── Input rows ──
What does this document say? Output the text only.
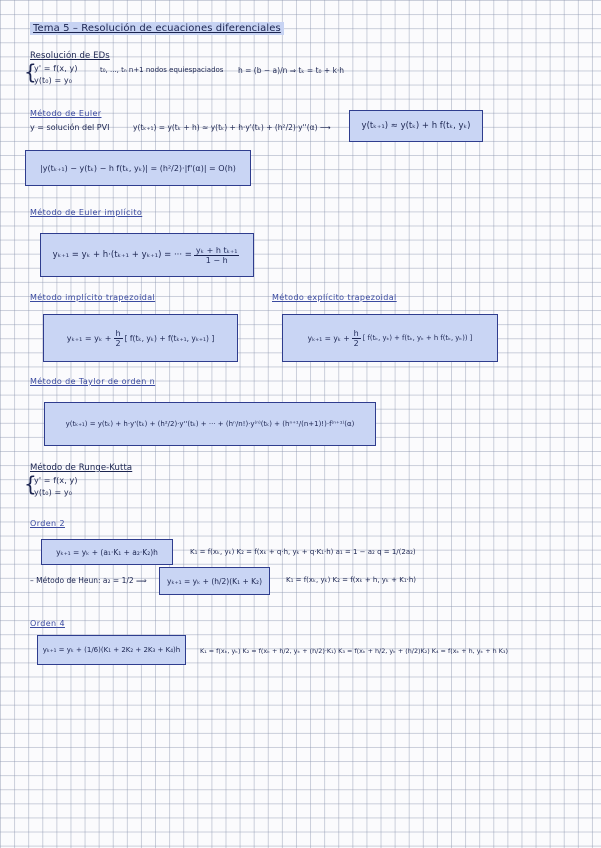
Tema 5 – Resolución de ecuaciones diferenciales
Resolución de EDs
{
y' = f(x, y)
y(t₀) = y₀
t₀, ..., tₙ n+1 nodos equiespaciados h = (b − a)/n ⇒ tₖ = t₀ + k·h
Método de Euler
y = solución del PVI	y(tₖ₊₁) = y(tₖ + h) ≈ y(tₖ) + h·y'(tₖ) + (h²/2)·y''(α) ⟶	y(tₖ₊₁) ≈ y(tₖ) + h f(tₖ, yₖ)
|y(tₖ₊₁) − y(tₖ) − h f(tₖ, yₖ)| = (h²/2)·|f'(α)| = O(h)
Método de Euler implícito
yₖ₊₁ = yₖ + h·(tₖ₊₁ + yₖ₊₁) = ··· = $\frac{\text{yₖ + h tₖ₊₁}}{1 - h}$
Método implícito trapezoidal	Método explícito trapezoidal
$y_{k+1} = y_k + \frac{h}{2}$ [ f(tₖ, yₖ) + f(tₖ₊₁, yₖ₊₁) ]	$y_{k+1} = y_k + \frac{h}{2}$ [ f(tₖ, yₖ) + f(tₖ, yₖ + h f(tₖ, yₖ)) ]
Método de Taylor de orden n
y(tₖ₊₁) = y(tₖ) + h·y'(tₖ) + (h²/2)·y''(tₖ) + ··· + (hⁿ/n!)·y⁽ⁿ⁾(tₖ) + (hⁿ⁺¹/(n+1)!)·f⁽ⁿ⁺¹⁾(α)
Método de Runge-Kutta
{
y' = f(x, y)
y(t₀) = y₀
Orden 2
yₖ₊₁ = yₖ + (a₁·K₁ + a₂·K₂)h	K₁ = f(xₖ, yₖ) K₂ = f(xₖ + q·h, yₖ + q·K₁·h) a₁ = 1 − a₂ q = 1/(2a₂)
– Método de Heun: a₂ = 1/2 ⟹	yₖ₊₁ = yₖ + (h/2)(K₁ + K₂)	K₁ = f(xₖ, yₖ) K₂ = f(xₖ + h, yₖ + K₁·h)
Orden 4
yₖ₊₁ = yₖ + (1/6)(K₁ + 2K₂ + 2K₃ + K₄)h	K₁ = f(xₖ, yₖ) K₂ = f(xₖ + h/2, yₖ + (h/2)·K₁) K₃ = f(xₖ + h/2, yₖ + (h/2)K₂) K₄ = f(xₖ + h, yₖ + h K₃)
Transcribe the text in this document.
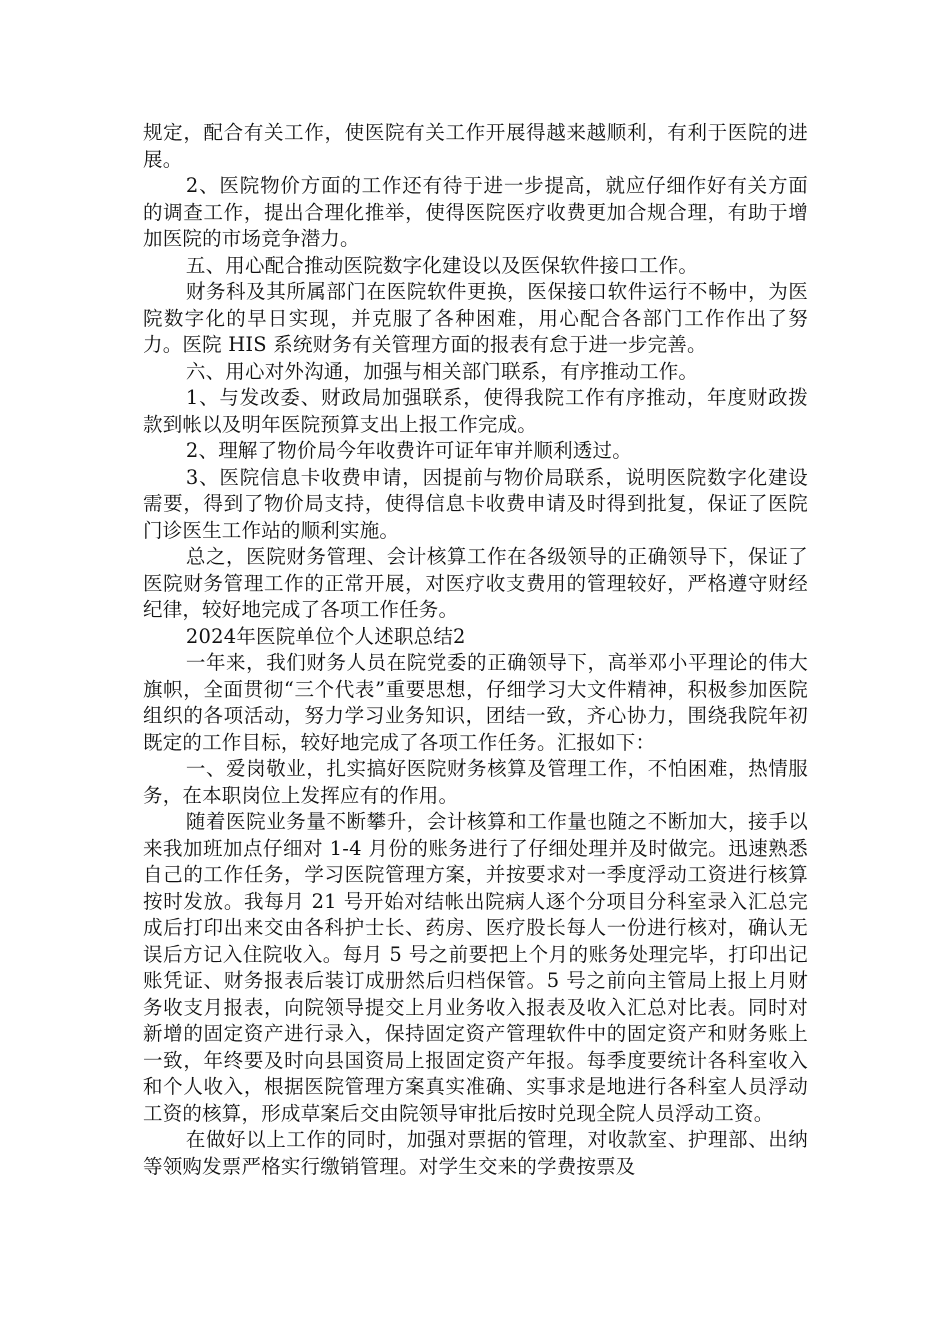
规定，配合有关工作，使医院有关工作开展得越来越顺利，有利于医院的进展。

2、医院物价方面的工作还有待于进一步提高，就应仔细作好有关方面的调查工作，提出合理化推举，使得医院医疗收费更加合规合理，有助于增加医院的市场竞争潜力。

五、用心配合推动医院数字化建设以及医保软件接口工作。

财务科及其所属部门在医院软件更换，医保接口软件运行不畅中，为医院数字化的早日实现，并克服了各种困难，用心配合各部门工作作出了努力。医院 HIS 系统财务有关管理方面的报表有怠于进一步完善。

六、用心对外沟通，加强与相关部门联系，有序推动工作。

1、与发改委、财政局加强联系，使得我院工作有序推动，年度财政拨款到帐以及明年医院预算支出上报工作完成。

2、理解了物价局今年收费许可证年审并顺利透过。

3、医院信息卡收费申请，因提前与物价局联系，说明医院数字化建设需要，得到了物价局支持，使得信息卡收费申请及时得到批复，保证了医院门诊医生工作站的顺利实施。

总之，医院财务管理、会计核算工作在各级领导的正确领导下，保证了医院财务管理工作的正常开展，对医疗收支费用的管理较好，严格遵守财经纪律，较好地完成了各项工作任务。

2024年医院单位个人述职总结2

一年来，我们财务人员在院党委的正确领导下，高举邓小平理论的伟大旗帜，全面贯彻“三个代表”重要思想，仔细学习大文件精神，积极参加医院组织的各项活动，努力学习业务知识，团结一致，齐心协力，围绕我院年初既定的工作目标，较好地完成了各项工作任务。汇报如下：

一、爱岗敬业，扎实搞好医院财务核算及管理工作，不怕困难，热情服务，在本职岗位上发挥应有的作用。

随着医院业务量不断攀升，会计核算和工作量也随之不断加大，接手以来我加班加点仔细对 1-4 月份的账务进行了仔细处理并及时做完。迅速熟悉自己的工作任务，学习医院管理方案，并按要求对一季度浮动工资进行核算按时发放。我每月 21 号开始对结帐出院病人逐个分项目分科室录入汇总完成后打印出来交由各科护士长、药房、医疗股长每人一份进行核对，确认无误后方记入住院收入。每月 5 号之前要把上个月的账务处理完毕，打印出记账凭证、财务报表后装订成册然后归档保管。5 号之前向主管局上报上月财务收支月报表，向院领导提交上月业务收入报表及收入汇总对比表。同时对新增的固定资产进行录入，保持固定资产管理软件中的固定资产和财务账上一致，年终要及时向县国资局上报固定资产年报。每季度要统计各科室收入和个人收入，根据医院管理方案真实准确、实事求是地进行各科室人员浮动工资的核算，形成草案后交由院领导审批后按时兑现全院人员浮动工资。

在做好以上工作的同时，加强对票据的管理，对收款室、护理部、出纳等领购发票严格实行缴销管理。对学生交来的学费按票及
───
── Input rows ──
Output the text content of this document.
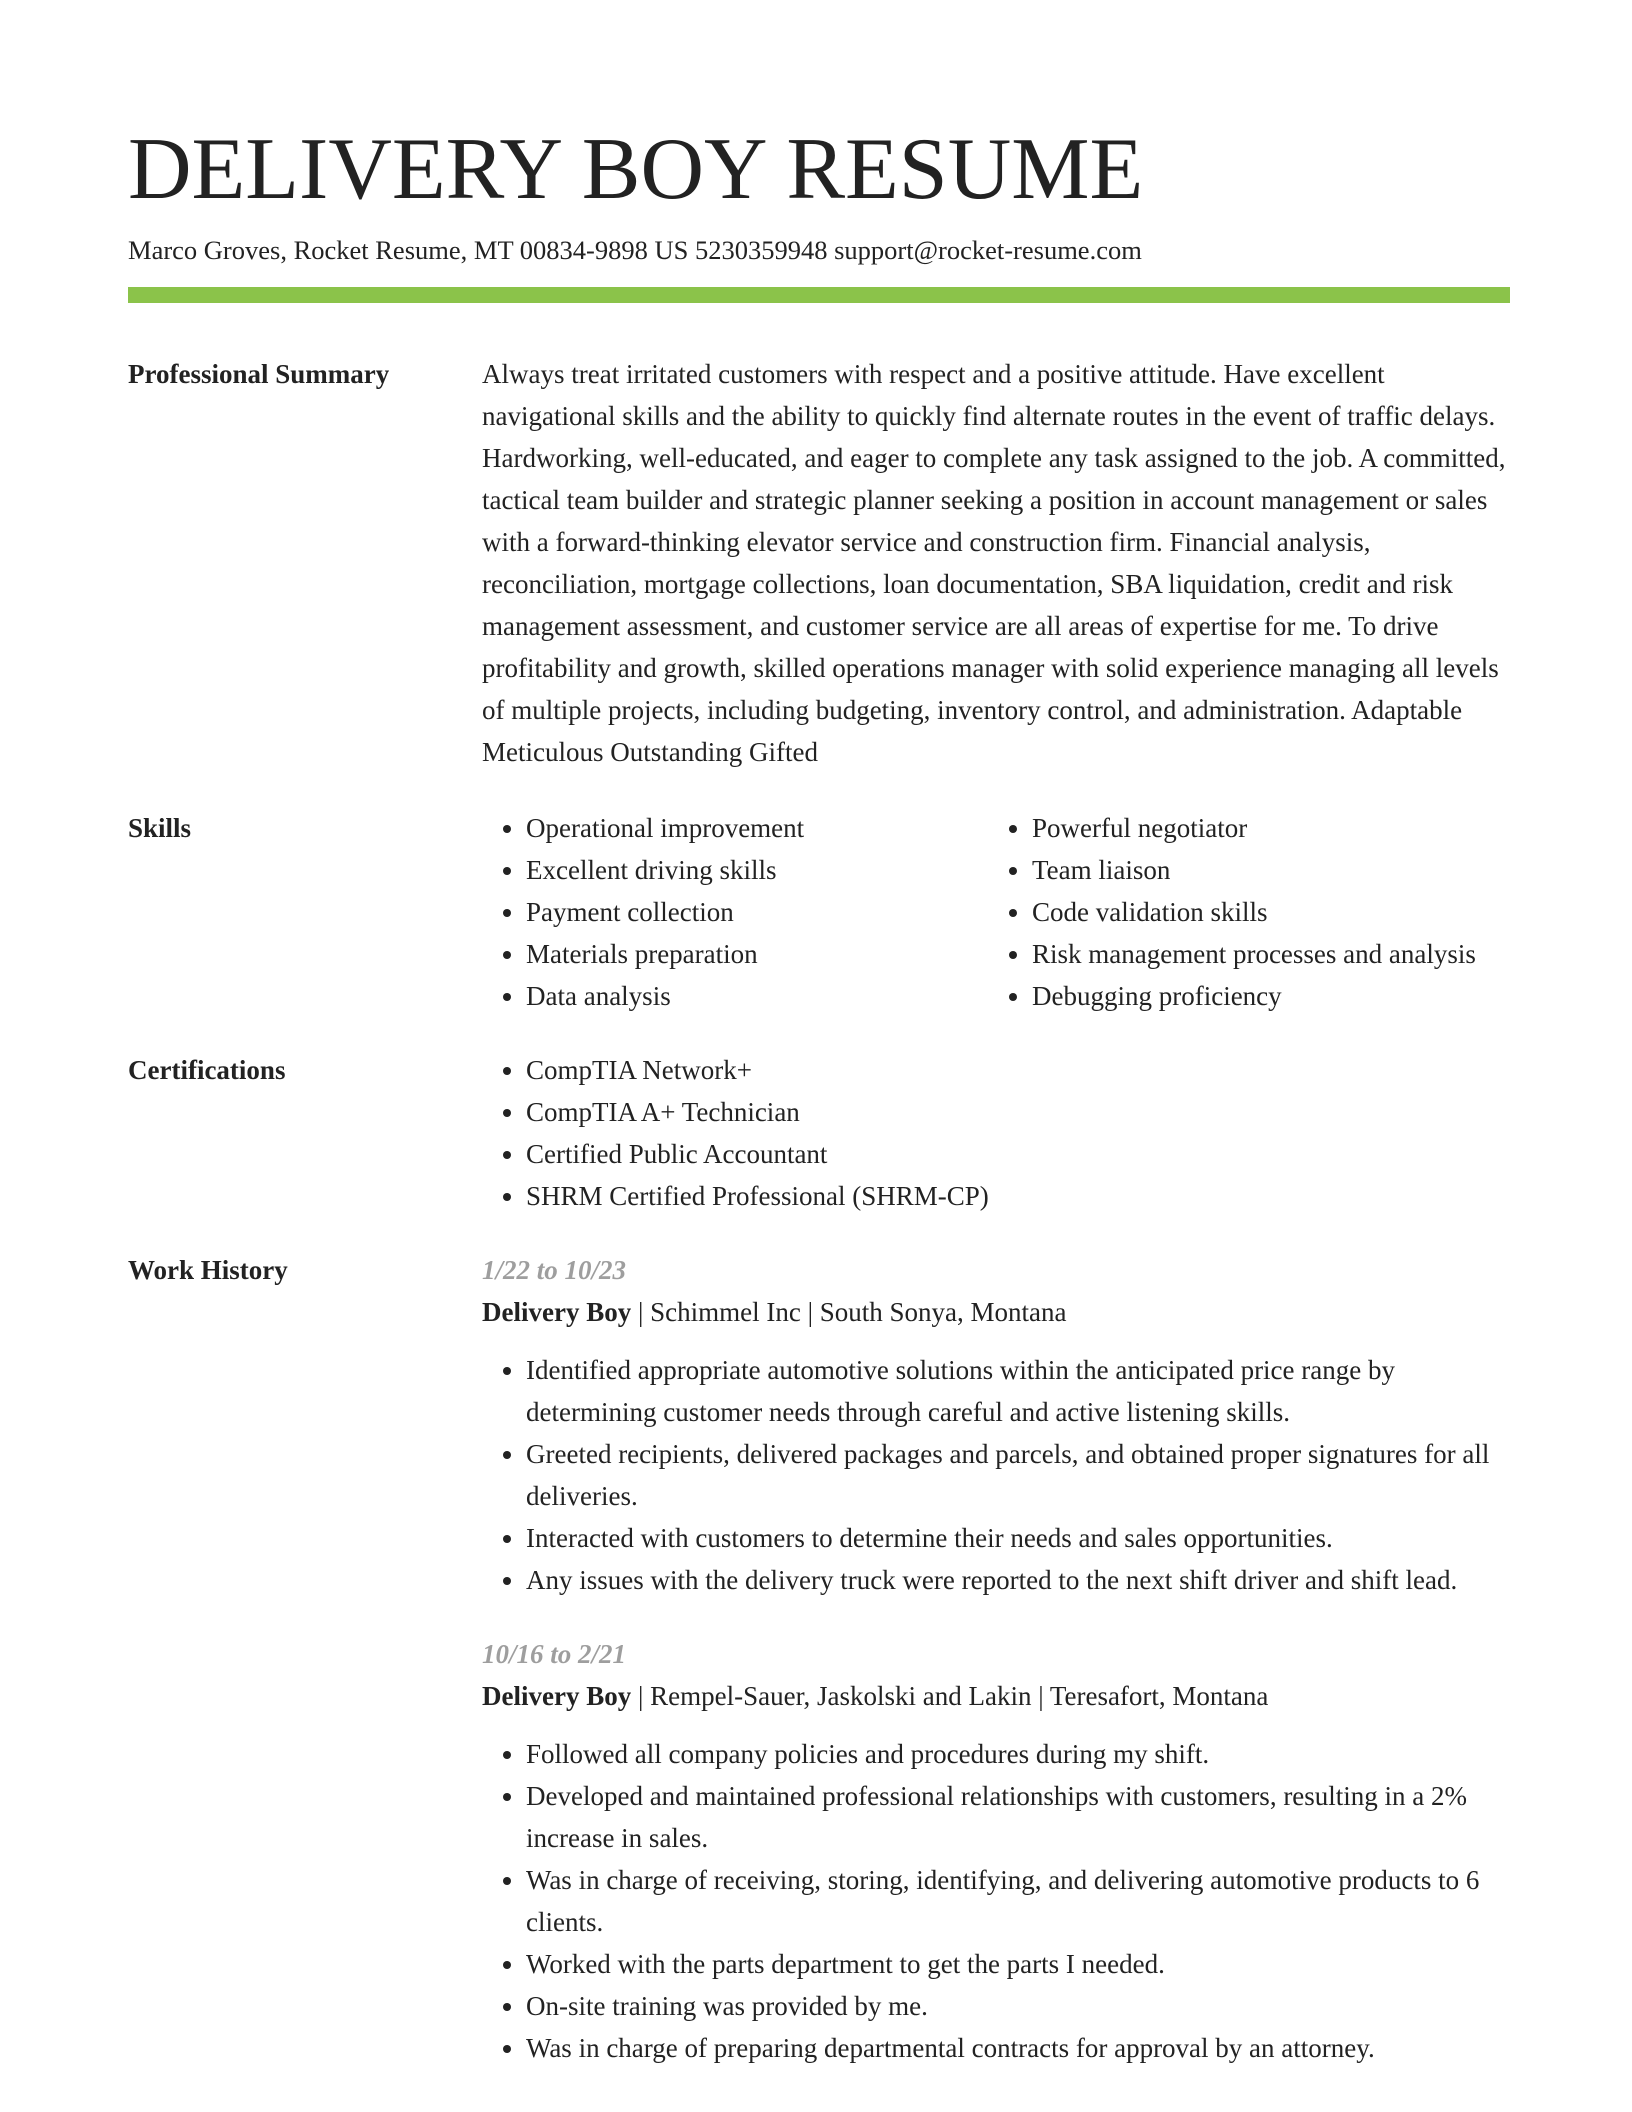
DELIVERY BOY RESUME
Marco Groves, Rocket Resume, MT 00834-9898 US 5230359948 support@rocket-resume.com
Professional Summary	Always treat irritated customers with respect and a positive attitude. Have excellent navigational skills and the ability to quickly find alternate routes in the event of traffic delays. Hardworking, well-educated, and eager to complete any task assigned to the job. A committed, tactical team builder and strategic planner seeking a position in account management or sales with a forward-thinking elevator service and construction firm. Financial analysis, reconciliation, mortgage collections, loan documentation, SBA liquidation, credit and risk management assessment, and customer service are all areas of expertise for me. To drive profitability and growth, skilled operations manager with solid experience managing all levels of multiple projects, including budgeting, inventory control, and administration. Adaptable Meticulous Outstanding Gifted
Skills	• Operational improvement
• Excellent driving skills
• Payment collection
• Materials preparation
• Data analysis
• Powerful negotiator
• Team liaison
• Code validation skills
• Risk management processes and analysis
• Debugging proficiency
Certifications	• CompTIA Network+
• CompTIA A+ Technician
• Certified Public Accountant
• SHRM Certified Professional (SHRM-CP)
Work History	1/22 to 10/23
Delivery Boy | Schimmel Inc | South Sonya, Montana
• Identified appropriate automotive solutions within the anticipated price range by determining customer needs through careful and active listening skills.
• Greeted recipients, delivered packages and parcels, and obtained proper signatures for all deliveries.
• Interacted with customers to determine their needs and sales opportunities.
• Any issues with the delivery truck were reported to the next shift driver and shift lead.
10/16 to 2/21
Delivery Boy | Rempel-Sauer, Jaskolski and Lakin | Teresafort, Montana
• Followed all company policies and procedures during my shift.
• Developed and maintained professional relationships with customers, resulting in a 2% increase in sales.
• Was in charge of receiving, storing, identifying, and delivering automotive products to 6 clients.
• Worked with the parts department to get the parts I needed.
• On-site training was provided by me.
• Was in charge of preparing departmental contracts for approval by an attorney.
───
▶ Goal:
Lines that include the word "较好地完成了各项工作任务" are to be extracted from the data above.

▶ In response:
总之，医院财务管理、会计核算工作在各级领导的正确领导下，保证了医院财务管理工作的正常开展，对医疗收支费用的管理较好，严格遵守财经纪律，较好地完成了各项工作任务。
一年来，我们财务人员在院党委的正确领导下，高举邓小平理论的伟大旗帜，全面贯彻“三个代表”重要思想，仔细学习大文件精神，积极参加医院组织的各项活动，努力学习业务知识，团结一致，齐心协力，围绕我院年初既定的工作目标，较好地完成了各项工作任务。汇报如下：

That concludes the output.